[ISTRUZIONE SCRITTA A]: Riporti dal brano sui silenzi dei due papi tutto ciò che va da "Ebbene, nel 1943, nel" giù fino a "pubblica troppo esplicita.".
[ISTRUZIONE SCRITTA B]: Secondo il brano sui silenzi dei due papi, chi sconsigliò a Papa Pacelli una denuncia pubblica troppo esplicita?
[ISTRUZIONE SCRITTA C]: Prolunghi il brano sui silenzi dei due papi proseguendo dopo la sua ultima frase.
── BRANO FORNITO ──
I “SILENZI” DI PIO XII ED I “SILENZI” DI FRANCESCO I – di Luigi Copertino

I “SILENZI” DI PIO XII ED I “SILENZI” DI FRANCESCO I

Nota sul diverso destino di Papa Pacelli e Papa Bergoglio

Ieri – è notizia data da tutti i tg – Papa Francesco in Birmania ha fatto un discorso contro le persecuzioni etniche e religiose, senza nominare la minoranza islamica perseguitata in quel Paese, attualmente governato in condominio dalla sua Premier, nobel per la Pace, e dai militari al potere da sessant’anni. I tg hanno commento il “silenzio” del Papa regnante – ossia il fatto che non ha menzionato esplicitamente la minoranza mussulmana perseguita – osservando che ragioni diplomatiche e di opportunità, per non inasprire la situazione già difficile, hanno consigliato Papa Bergoglio a dire sottendendo. Tanto – hanno affermato i giornalisti di commento – tutti hanno capito lo stesso a cosa ed a chi si riferiva il Papa.

Ebbene, nel 1943, nel suo radiomessaggio natalizio, Papa Pio XII deplorò “la persecuzione di tanti per la sola ragione della loro appartenenza ad un stirpe“. Le notizie che si avevano di quanto stava accadendo in Germania erano del tutto frammentarie e nessuno, neanche le diplomazie occidentali, avevano sicuri riscontri del genocidio in atto. Si avevano solo notizie di massacri, di imprecisata consistenza, e di deportazioni. Era già accaduto, un anno prima, che i vescovi olandesi avevano pubblicamente criticato i metodi della Gestapo contro gli ebrei con il risultato che i nazisti, penetrando nei conventi, deportarono, per rappresaglia , anche gli ebrei convertiti al Cattolicesimo. Tra i quali la nota mistica e filosofa Edith Stein che si era fatta monaca. Fu per questo che i vescovi polacchi sconsigliarono a Papa Pacelli di fare una denuncia pubblica troppo esplicita.
───
── RIGHE DI DATI ──
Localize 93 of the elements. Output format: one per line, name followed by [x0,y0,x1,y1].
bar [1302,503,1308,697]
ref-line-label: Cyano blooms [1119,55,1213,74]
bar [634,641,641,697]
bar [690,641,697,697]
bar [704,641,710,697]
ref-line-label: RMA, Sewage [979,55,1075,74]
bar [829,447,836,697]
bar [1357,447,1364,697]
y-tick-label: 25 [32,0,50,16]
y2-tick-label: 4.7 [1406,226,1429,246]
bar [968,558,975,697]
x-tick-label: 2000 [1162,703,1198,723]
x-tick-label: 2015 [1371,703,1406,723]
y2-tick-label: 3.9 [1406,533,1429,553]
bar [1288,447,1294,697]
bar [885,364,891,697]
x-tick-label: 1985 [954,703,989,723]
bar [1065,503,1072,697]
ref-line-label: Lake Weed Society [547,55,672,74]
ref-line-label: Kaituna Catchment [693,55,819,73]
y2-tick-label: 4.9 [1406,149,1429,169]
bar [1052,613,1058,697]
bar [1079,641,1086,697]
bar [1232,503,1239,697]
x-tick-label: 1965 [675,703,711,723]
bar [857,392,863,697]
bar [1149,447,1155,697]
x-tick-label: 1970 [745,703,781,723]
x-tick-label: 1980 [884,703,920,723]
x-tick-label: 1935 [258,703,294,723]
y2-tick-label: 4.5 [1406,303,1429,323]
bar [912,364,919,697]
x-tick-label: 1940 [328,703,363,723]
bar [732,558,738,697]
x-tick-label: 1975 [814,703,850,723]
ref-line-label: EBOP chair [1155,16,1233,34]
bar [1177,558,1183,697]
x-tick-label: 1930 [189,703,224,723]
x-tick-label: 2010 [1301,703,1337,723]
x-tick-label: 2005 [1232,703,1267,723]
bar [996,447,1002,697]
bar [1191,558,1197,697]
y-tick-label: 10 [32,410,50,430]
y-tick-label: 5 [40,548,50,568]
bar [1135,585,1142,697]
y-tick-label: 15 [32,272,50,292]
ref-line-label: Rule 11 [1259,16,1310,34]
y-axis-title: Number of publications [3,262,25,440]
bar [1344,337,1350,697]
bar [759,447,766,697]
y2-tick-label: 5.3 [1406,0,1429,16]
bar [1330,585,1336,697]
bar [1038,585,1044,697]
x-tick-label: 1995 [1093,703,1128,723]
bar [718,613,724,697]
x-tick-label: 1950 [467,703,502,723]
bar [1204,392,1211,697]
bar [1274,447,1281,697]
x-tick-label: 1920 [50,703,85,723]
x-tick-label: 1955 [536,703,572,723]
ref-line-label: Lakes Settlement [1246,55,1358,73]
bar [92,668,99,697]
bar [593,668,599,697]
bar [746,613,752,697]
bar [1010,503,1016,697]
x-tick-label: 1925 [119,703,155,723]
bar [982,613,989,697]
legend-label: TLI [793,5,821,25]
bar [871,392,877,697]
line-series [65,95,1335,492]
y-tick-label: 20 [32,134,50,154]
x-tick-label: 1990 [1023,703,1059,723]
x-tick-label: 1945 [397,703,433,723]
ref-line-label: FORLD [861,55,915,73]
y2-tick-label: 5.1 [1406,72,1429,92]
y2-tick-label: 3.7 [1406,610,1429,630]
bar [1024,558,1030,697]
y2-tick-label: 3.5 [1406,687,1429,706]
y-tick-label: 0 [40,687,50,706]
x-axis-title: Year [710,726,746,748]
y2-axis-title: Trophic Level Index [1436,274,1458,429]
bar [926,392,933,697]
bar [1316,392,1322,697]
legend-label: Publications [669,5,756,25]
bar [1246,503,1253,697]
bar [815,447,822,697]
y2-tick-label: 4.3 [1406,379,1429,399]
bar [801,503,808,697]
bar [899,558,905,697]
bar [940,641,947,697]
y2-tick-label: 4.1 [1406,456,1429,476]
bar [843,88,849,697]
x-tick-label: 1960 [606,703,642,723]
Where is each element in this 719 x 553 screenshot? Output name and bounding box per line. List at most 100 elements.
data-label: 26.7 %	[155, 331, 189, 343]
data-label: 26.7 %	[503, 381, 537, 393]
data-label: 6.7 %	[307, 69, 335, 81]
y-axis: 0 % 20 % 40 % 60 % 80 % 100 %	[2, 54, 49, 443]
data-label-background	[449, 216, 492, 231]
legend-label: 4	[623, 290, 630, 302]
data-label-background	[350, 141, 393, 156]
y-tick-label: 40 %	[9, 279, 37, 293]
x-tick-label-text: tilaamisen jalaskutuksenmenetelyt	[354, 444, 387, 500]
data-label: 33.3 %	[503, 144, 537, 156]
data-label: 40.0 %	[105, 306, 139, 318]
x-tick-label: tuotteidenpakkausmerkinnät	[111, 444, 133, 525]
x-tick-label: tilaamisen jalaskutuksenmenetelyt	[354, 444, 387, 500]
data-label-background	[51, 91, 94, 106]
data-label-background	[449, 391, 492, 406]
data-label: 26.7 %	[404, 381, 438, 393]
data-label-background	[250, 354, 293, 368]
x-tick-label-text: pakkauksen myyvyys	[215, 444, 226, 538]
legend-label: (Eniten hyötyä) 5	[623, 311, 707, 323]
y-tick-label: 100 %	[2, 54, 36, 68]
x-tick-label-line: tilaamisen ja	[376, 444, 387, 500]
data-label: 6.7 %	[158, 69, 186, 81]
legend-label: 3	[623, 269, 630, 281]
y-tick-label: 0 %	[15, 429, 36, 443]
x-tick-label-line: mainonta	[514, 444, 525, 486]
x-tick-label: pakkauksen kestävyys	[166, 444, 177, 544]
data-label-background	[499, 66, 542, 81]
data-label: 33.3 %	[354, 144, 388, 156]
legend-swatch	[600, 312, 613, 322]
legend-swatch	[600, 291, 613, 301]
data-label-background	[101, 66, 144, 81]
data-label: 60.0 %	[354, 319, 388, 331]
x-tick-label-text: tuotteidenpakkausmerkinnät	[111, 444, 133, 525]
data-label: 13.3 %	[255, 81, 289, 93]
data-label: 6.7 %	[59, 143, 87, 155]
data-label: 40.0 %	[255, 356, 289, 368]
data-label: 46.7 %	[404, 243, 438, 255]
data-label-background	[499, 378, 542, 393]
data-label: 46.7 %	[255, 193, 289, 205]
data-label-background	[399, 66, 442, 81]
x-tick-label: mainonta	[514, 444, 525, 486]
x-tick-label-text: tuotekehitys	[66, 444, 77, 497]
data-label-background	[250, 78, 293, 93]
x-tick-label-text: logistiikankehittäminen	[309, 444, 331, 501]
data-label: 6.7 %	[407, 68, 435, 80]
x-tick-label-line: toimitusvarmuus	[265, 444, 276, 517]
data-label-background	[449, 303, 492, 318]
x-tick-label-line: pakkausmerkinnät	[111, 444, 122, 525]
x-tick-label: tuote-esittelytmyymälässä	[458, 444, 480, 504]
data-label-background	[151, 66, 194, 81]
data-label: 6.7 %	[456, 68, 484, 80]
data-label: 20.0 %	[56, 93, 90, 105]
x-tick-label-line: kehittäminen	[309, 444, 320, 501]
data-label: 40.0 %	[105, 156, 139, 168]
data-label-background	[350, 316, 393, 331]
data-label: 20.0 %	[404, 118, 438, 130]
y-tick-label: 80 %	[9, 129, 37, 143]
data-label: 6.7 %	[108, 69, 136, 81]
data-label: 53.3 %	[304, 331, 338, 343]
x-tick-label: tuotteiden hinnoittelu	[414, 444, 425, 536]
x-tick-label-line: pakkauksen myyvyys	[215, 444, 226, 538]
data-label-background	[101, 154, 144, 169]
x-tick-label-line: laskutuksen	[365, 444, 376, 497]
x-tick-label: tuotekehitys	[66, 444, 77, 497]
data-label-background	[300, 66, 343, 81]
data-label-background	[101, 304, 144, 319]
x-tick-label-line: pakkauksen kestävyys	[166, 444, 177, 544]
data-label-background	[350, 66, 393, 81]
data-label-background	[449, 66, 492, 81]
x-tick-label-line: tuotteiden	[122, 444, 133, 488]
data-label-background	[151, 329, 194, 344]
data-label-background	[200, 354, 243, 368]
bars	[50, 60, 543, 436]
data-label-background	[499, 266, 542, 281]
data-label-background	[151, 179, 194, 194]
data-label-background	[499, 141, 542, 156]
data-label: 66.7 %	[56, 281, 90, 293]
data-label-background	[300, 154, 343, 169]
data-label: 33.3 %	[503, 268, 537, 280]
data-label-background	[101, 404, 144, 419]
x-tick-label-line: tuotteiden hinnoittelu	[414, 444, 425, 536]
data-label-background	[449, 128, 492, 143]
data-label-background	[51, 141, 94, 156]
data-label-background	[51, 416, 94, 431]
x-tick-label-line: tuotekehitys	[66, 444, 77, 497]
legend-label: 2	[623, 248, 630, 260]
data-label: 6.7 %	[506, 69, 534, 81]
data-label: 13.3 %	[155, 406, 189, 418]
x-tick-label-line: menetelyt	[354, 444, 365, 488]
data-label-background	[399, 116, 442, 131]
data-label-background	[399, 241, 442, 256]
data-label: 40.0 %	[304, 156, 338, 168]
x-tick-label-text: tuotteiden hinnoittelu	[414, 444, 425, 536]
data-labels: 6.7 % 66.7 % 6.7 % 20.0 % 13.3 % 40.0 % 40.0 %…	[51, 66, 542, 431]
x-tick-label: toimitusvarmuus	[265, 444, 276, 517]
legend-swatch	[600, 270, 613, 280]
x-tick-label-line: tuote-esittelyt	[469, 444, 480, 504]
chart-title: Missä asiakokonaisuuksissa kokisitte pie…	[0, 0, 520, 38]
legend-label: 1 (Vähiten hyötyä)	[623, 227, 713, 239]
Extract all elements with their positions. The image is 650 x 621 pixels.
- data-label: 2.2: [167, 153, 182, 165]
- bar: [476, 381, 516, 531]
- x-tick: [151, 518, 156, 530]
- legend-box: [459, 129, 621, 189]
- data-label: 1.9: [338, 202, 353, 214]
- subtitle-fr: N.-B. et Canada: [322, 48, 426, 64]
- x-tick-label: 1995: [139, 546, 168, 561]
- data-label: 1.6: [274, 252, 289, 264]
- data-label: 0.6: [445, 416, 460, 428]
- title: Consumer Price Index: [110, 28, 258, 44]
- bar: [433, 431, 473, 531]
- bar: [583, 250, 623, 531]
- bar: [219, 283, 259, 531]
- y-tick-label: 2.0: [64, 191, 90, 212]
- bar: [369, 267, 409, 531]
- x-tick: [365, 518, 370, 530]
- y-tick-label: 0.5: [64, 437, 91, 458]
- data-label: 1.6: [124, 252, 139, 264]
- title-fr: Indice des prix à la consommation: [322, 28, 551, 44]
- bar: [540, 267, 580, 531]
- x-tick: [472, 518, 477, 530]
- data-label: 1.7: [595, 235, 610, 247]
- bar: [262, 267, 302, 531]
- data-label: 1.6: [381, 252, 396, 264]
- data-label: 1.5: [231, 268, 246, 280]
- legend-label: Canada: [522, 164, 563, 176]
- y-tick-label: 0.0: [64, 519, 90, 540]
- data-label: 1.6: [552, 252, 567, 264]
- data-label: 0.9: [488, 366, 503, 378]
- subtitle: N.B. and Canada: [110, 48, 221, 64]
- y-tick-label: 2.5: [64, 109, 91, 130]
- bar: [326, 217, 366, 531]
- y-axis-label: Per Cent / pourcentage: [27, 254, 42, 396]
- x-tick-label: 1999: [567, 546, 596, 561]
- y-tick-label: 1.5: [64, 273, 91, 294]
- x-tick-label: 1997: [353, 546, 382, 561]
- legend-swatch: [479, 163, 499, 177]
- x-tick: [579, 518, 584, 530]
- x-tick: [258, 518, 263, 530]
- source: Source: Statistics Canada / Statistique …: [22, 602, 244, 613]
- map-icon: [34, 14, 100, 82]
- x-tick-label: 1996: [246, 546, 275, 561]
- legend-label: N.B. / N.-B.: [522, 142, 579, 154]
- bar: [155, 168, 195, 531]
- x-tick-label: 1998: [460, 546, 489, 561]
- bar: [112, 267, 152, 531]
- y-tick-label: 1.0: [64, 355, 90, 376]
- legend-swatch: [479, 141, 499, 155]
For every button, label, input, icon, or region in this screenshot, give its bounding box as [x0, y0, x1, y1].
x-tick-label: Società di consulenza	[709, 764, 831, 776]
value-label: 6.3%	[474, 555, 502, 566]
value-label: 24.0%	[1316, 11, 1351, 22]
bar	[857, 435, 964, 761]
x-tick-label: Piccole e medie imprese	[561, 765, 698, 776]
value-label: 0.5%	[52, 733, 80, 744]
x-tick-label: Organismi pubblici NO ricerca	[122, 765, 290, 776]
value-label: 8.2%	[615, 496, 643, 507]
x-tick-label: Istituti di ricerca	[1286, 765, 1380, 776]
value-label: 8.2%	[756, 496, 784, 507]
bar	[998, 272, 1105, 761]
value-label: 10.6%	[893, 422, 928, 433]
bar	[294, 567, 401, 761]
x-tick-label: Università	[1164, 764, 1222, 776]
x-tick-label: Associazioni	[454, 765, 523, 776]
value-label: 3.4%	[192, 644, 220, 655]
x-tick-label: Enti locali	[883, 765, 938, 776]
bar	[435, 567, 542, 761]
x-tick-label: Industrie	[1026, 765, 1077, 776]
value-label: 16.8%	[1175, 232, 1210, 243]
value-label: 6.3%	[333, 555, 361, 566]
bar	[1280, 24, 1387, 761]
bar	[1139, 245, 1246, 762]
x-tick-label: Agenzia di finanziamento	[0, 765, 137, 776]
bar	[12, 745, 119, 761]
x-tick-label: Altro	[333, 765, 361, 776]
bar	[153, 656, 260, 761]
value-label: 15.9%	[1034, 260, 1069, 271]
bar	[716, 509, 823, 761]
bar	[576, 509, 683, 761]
───
[RISPOSTA SCRITTA A]:
Ebbene, nel 1943, nel suo radiomessaggio natalizio, Papa Pio XII deplorò “la persecuzione di tanti per la sola ragione della loro appartenenza ad un stirpe“. Le notizie che si avevano di quanto stava accadendo in Germania erano del tutto frammentarie e nessuno, neanche le diplomazie occidentali, avevano sicuri riscontri del genocidio in atto. Si avevano solo notizie di massacri, di imprecisata consistenza, e di deportazioni. Era già accaduto, un anno prima, che i vescovi olandesi avevano pubblicamente criticato i metodi della Gestapo contro gli ebrei con il risultato che i nazisti, penetrando nei conventi, deportarono, per rappresaglia , anche gli ebrei convertiti al Cattolicesimo. Tra i quali la nota mistica e filosofa Edith Stein che si era fatta monaca. Fu per questo che i vescovi polacchi sconsigliarono a Papa Pacelli di fare una denuncia pubblica troppo esplicita.

[RISPOSTA SCRITTA B]: I vescovi polacchi.

[RISPOSTA SCRITTA C]:
Il Pastor Angelicus – questo l’appellativo di Pacelli Papa – tuttavia non esitò a fare quell’accenno, sopra ricordato, in un discorso tutto proteso a favorire la fine del conflitto ed a ricordare all’umanità gli obblighi etici e giuridici di Giustizia e Carità. Tutti, all’epoca, capirono a chi il Papa si riferisse dicendo “perseguitati in ragione della loro appartenenza ad una stirpe” e tuttavia, negli anni del dopoguerra, contro Pacelli fu  imbastita una odiosa e calunniosa propaganda atta a dipingerlo come il “Papa di Hitler” e come complice, con i suoi “silenzi”, dello sterminio del popolo ebraico.

Naturalmente Papa Pacelli non si limitò alla denuncia ma, senza compromettere di più la situazione con inutili appelli, ordinò di aprire i conventi agli ebrei perseguitati, salvandone circa 850.000, e tramite il cardinal Maglione, suo segretario di Stato, riuscì a fermare la razzia al ghetto di Roma dell’ottobre 1943 nonostante che Hitler avesse minacciato di deportarlo in Germania. Minaccia così concreta che Pio XII aveva già firmato la lettera di dimissioni consegnandola a Maglione con l’ordine di renderla pubblica se il dittatore tedesco lo avesse per davvero rapito. In tal modo non il Papa ma solo il cardinal Pacelli sarebbe diventato prigioniero della Germania nazista.

Ora, nonostante questa verità storica, Papa Pacelli resta nella vulgata il complice del nazismo. Infatti la narrazione antipacelliana gli imputa di aver sottovalutato il nazismo, e quindi l’“olocausto”, per la sua avversione irriducibile al comunismo ritenuto più pericoloso del nazionalismo neopagano. In funzione anticomunista ben si poteva, secondo la narrazione in questione, scendere a compromessi anche con il nazismo.

Dunque per Papa Pacelli e Papa Bergoglio si usano due pesi e due misure.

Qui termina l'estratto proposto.